YOUR GOAL
Transcribe each of the records below word for word, omitting the pictures from your answer.

******************************

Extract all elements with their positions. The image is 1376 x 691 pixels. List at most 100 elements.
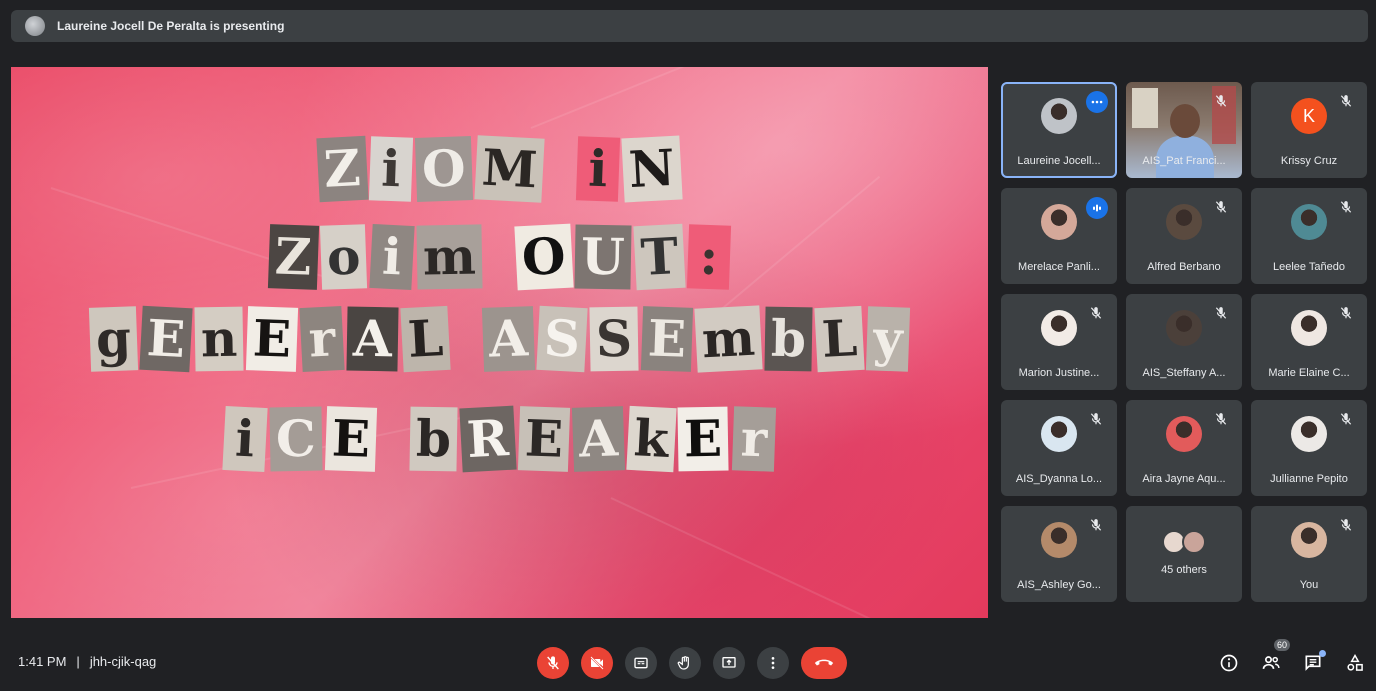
letter-tile: C — [269, 406, 323, 472]
mic-off-icon — [1214, 200, 1230, 216]
participant-tile[interactable]: K Krissy Cruz — [1251, 82, 1367, 178]
letter-tile: M — [474, 135, 545, 203]
meeting-info: 1:41 PM | jhh-cjik-qag — [18, 654, 156, 669]
slide-title-line: gEnErALASSEmbLy — [11, 305, 988, 373]
activities-button[interactable] — [1344, 652, 1366, 674]
participant-tile[interactable]: Leelee Tañedo — [1251, 188, 1367, 284]
letter-tile: m — [416, 224, 483, 290]
letter-tile: E — [677, 406, 730, 472]
letter-tile: E — [325, 406, 378, 472]
participant-tile[interactable]: Jullianne Pepito — [1251, 400, 1367, 496]
letter-tile: A — [482, 306, 536, 372]
mic-off-icon — [1339, 94, 1355, 110]
people-button[interactable]: 60 — [1260, 639, 1290, 674]
letter-tile: A — [346, 306, 399, 372]
mic-off-icon — [1214, 94, 1230, 110]
participant-tile[interactable]: You — [1251, 506, 1367, 602]
participant-tile[interactable]: Marie Elaine C... — [1251, 294, 1367, 390]
avatar — [1041, 416, 1077, 452]
people-icon — [1262, 656, 1280, 669]
mic-off-icon — [1214, 306, 1230, 322]
participant-tile[interactable]: AIS_Pat Franci... — [1126, 82, 1242, 178]
bottom-bar: 1:41 PM | jhh-cjik-qag 60 — [0, 630, 1376, 691]
speaking-indicator — [1086, 197, 1108, 219]
participant-name: Krissy Cruz — [1280, 155, 1338, 167]
avatar — [1041, 98, 1077, 134]
letter-tile: b — [764, 306, 813, 372]
slide-title-line: iCEbREAkEr — [11, 405, 988, 473]
word-gap — [380, 407, 406, 471]
participant-tile[interactable]: Laureine Jocell... — [1001, 82, 1117, 178]
mic-off-icon — [1339, 412, 1355, 428]
avatar — [1291, 522, 1327, 558]
participant-tile[interactable]: Aira Jayne Aqu... — [1126, 400, 1242, 496]
shared-screen: ZiOMiNZoimOUT:gEnErALASSEmbLyiCEbREAkEr — [11, 67, 988, 618]
call-controls — [537, 647, 847, 679]
participant-tile[interactable]: Marion Justine... — [1001, 294, 1117, 390]
avatar — [1166, 310, 1202, 346]
raise-hand-button[interactable] — [669, 647, 701, 679]
side-panel-controls: 60 — [1218, 639, 1366, 674]
letter-tile: O — [415, 136, 474, 202]
letter-tile: Z — [267, 224, 319, 290]
letter-tile: i — [576, 136, 621, 202]
others-avatars — [1162, 530, 1206, 554]
participant-tile[interactable]: 45 others — [1126, 506, 1242, 602]
mic-off-icon — [1214, 412, 1230, 428]
camera-toggle-button[interactable] — [581, 647, 613, 679]
letter-tile: m — [694, 305, 763, 373]
mic-off-icon — [1089, 412, 1105, 428]
leave-call-button[interactable] — [801, 647, 847, 679]
slide-title-line: ZoimOUT: — [11, 223, 988, 291]
camera-off-icon — [590, 656, 604, 670]
mic-toggle-button[interactable] — [537, 647, 569, 679]
letter-tile: i — [222, 405, 269, 473]
participant-name: Marie Elaine C... — [1268, 367, 1350, 379]
present-button[interactable] — [713, 647, 745, 679]
letter-tile: : — [686, 224, 732, 290]
letter-tile: y — [866, 306, 911, 372]
mic-off-icon — [1339, 306, 1355, 322]
more-horiz-icon — [1091, 100, 1103, 104]
captions-icon — [634, 657, 648, 669]
captions-button[interactable] — [625, 647, 657, 679]
participant-name: Laureine Jocell... — [1017, 155, 1101, 167]
hand-icon — [677, 656, 689, 670]
participant-tile[interactable]: AIS_Dyanna Lo... — [1001, 400, 1117, 496]
participant-name: Leelee Tañedo — [1273, 261, 1345, 273]
chat-button[interactable] — [1302, 650, 1326, 674]
letter-tile: E — [138, 305, 193, 373]
avatar — [1041, 204, 1077, 240]
more-vert-icon — [771, 657, 775, 669]
participant-tile[interactable]: AIS_Steffany A... — [1126, 294, 1242, 390]
letter-tile: S — [589, 306, 639, 372]
participant-tile[interactable]: AIS_Ashley Go... — [1001, 506, 1117, 602]
participant-name: AIS_Dyanna Lo... — [1015, 473, 1103, 485]
mic-off-icon — [1339, 200, 1355, 216]
letter-tile: T — [633, 223, 686, 291]
meeting-code: jhh-cjik-qag — [89, 654, 157, 669]
avatar — [1166, 204, 1202, 240]
more-options-button[interactable] — [757, 647, 789, 679]
participant-tile[interactable]: Merelace Panli... — [1001, 188, 1117, 284]
letter-tile: o — [320, 224, 368, 290]
participant-name: AIS_Ashley Go... — [1017, 579, 1101, 591]
audio-level-icon — [1093, 204, 1101, 212]
word-gap — [453, 307, 479, 371]
participant-name: Aira Jayne Aqu... — [1142, 473, 1226, 485]
letter-tile: E — [245, 306, 299, 372]
new-message-dot — [1319, 650, 1326, 657]
avatar — [1291, 416, 1327, 452]
clock: 1:41 PM — [18, 654, 67, 669]
participant-tile[interactable]: Alfred Berbano — [1126, 188, 1242, 284]
meeting-details-button[interactable] — [1218, 652, 1240, 674]
avatar: K — [1291, 98, 1327, 134]
participant-name: Jullianne Pepito — [1270, 473, 1348, 485]
participant-name: AIS_Steffany A... — [1142, 367, 1226, 379]
letter-tile: n — [194, 306, 244, 372]
participant-name: Marion Justine... — [1018, 367, 1100, 379]
letter-tile: E — [641, 306, 694, 372]
more-options-badge[interactable] — [1086, 91, 1108, 113]
word-gap — [547, 137, 573, 201]
present-screen-icon — [722, 657, 736, 668]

******************************

ANSWER TO THIS TASK
Extract all elements with their positions. The image is 1376 x 691 pixels. List at most 100 elements.
letter-tile: C — [269, 406, 323, 472]
mic-off-icon — [1214, 200, 1230, 216]
participant-tile[interactable]: K Krissy Cruz — [1251, 82, 1367, 178]
letter-tile: M — [474, 135, 545, 203]
meeting-info: 1:41 PM | jhh-cjik-qag — [18, 654, 156, 669]
slide-title-line: gEnErALASSEmbLy — [11, 305, 988, 373]
activities-button[interactable] — [1344, 652, 1366, 674]
participant-tile[interactable]: Leelee Tañedo — [1251, 188, 1367, 284]
letter-tile: m — [416, 224, 483, 290]
letter-tile: E — [677, 406, 730, 472]
letter-tile: E — [325, 406, 378, 472]
participant-tile[interactable]: Jullianne Pepito — [1251, 400, 1367, 496]
letter-tile: A — [482, 306, 536, 372]
mic-off-icon — [1339, 94, 1355, 110]
people-button[interactable]: 60 — [1260, 639, 1290, 674]
letter-tile: A — [346, 306, 399, 372]
mic-off-icon — [1214, 94, 1230, 110]
participant-tile[interactable]: You — [1251, 506, 1367, 602]
participant-tile[interactable]: Marie Elaine C... — [1251, 294, 1367, 390]
avatar — [1041, 416, 1077, 452]
people-icon — [1262, 656, 1280, 669]
mic-off-icon — [1214, 306, 1230, 322]
participant-tile[interactable]: AIS_Pat Franci... — [1126, 82, 1242, 178]
bottom-bar: 1:41 PM | jhh-cjik-qag 60 — [0, 630, 1376, 691]
speaking-indicator — [1086, 197, 1108, 219]
participant-name: Krissy Cruz — [1280, 155, 1338, 167]
avatar — [1041, 98, 1077, 134]
letter-tile: b — [764, 306, 813, 372]
slide-title-line: iCEbREAkEr — [11, 405, 988, 473]
word-gap — [380, 407, 406, 471]
participant-tile[interactable]: Laureine Jocell... — [1001, 82, 1117, 178]
mic-off-icon — [1339, 412, 1355, 428]
avatar — [1291, 522, 1327, 558]
participant-tile[interactable]: Aira Jayne Aqu... — [1126, 400, 1242, 496]
shared-screen: ZiOMiNZoimOUT:gEnErALASSEmbLyiCEbREAkEr — [11, 67, 988, 618]
call-controls — [537, 647, 847, 679]
participant-tile[interactable]: Marion Justine... — [1001, 294, 1117, 390]
avatar — [1166, 310, 1202, 346]
raise-hand-button[interactable] — [669, 647, 701, 679]
side-panel-controls: 60 — [1218, 639, 1366, 674]
letter-tile: O — [415, 136, 474, 202]
letter-tile: Z — [267, 224, 319, 290]
letter-tile: i — [576, 136, 621, 202]
others-avatars — [1162, 530, 1206, 554]
participant-tile[interactable]: 45 others — [1126, 506, 1242, 602]
mic-off-icon — [1214, 412, 1230, 428]
camera-toggle-button[interactable] — [581, 647, 613, 679]
letter-tile: m — [694, 305, 763, 373]
mic-off-icon — [1089, 412, 1105, 428]
leave-call-button[interactable] — [801, 647, 847, 679]
slide-title-line: ZoimOUT: — [11, 223, 988, 291]
camera-off-icon — [590, 656, 604, 670]
mic-toggle-button[interactable] — [537, 647, 569, 679]
letter-tile: i — [222, 405, 269, 473]
participant-name: Marie Elaine C... — [1268, 367, 1350, 379]
present-button[interactable] — [713, 647, 745, 679]
letter-tile: : — [686, 224, 732, 290]
letter-tile: y — [866, 306, 911, 372]
mic-off-icon — [1339, 306, 1355, 322]
more-horiz-icon — [1091, 100, 1103, 104]
captions-icon — [634, 657, 648, 669]
captions-button[interactable] — [625, 647, 657, 679]
participant-name: Laureine Jocell... — [1017, 155, 1101, 167]
hand-icon — [677, 656, 689, 670]
participant-tile[interactable]: AIS_Dyanna Lo... — [1001, 400, 1117, 496]
participant-name: Leelee Tañedo — [1273, 261, 1345, 273]
chat-button[interactable] — [1302, 650, 1326, 674]
letter-tile: E — [138, 305, 193, 373]
avatar — [1041, 204, 1077, 240]
more-vert-icon — [771, 657, 775, 669]
participant-tile[interactable]: AIS_Steffany A... — [1126, 294, 1242, 390]
letter-tile: S — [589, 306, 639, 372]
participant-tile[interactable]: AIS_Ashley Go... — [1001, 506, 1117, 602]
participant-name: AIS_Dyanna Lo... — [1015, 473, 1103, 485]
mic-off-icon — [1339, 200, 1355, 216]
letter-tile: T — [633, 223, 686, 291]
meeting-code: jhh-cjik-qag — [89, 654, 157, 669]
avatar — [1166, 204, 1202, 240]
more-options-button[interactable] — [757, 647, 789, 679]
participant-tile[interactable]: Merelace Panli... — [1001, 188, 1117, 284]
letter-tile: o — [320, 224, 368, 290]
participant-name: AIS_Ashley Go... — [1017, 579, 1101, 591]
audio-level-icon — [1093, 204, 1101, 212]
word-gap — [453, 307, 479, 371]
participant-name: Aira Jayne Aqu... — [1142, 473, 1226, 485]
letter-tile: E — [245, 306, 299, 372]
new-message-dot — [1319, 650, 1326, 657]
avatar — [1291, 416, 1327, 452]
clock: 1:41 PM — [18, 654, 67, 669]
participant-tile[interactable]: Alfred Berbano — [1126, 188, 1242, 284]
meeting-details-button[interactable] — [1218, 652, 1240, 674]
avatar: K — [1291, 98, 1327, 134]
participant-name: Jullianne Pepito — [1270, 473, 1348, 485]
participant-name: AIS_Steffany A... — [1142, 367, 1226, 379]
letter-tile: n — [194, 306, 244, 372]
participant-name: Marion Justine... — [1018, 367, 1100, 379]
letter-tile: E — [641, 306, 694, 372]
more-options-badge[interactable] — [1086, 91, 1108, 113]
word-gap — [547, 137, 573, 201]
present-screen-icon — [722, 657, 736, 668]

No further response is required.